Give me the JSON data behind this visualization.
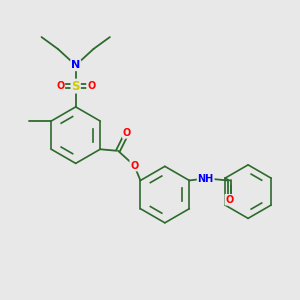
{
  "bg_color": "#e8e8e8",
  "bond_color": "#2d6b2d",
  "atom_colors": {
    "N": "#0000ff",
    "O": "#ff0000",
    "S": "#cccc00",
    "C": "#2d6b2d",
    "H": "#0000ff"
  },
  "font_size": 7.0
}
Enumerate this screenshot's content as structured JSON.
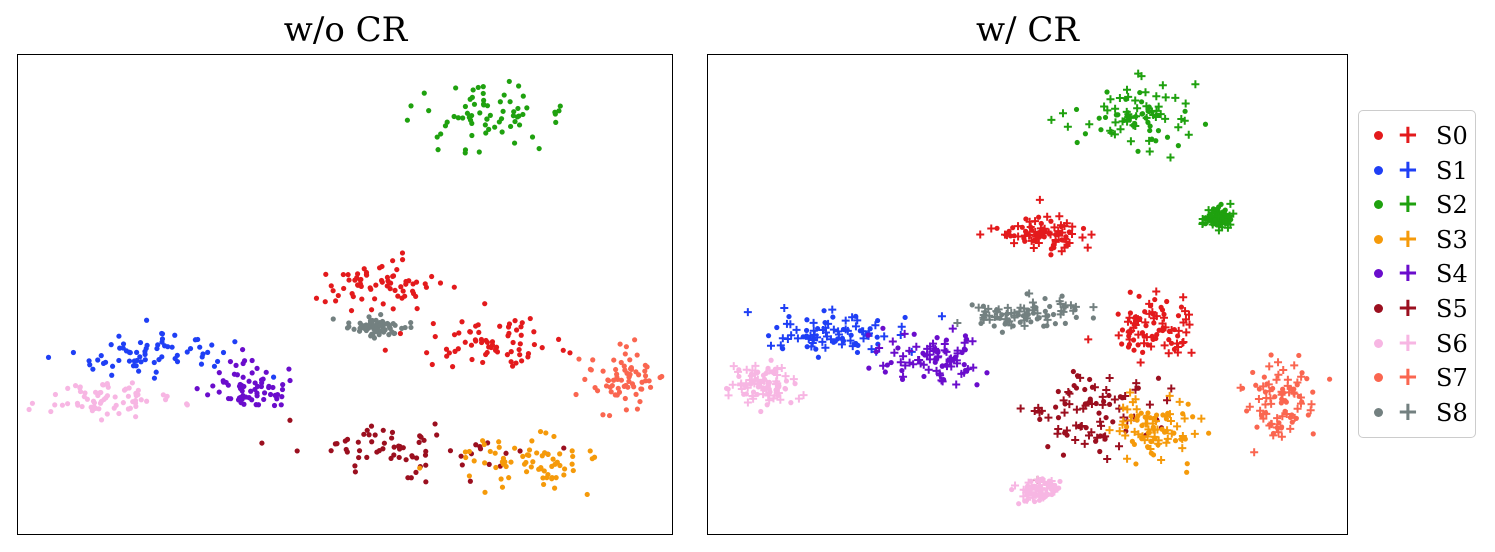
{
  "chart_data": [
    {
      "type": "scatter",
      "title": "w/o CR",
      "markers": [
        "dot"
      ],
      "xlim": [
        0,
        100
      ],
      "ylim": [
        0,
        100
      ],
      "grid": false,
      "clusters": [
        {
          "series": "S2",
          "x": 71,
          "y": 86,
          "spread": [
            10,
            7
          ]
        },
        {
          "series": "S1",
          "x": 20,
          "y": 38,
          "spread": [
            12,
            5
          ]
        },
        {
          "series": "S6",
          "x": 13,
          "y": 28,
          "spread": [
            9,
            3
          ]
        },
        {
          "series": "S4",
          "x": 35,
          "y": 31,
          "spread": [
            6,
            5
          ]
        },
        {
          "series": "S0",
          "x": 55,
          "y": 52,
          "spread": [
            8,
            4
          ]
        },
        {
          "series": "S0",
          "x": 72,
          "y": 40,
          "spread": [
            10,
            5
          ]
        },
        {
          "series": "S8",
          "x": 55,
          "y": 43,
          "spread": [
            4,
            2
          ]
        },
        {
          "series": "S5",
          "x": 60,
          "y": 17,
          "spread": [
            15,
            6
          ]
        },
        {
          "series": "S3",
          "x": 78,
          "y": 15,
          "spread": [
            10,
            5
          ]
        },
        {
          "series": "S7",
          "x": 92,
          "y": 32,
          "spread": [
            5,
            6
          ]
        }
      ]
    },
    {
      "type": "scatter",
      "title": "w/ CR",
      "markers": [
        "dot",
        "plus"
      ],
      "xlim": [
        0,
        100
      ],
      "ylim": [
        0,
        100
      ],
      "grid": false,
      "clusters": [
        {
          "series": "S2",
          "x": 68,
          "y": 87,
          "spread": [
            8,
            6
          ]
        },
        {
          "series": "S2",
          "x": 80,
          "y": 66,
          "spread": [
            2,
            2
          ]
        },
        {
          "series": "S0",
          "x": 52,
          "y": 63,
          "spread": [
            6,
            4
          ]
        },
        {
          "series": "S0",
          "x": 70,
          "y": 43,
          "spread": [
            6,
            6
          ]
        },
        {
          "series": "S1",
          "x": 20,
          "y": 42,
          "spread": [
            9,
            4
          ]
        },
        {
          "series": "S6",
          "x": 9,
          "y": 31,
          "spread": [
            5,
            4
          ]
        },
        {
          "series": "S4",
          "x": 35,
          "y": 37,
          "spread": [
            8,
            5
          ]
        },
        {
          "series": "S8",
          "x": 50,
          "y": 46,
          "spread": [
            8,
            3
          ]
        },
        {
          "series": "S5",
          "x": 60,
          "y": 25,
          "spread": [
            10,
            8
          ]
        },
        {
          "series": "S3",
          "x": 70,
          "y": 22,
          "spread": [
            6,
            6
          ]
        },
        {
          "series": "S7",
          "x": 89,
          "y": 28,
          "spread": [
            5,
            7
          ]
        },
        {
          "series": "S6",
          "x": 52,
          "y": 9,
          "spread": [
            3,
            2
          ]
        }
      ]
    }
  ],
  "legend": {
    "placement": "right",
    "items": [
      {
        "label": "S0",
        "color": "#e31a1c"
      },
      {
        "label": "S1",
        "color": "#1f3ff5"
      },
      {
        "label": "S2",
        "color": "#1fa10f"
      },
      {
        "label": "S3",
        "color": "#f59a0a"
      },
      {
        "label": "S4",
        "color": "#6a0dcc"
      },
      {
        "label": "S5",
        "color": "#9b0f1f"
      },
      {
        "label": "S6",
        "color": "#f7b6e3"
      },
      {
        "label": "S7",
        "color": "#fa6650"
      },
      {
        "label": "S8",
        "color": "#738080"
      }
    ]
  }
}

· · · · ·

> Requirements
Go through the records line by line and count those containing the string "label". Give only the total.

> The answer
9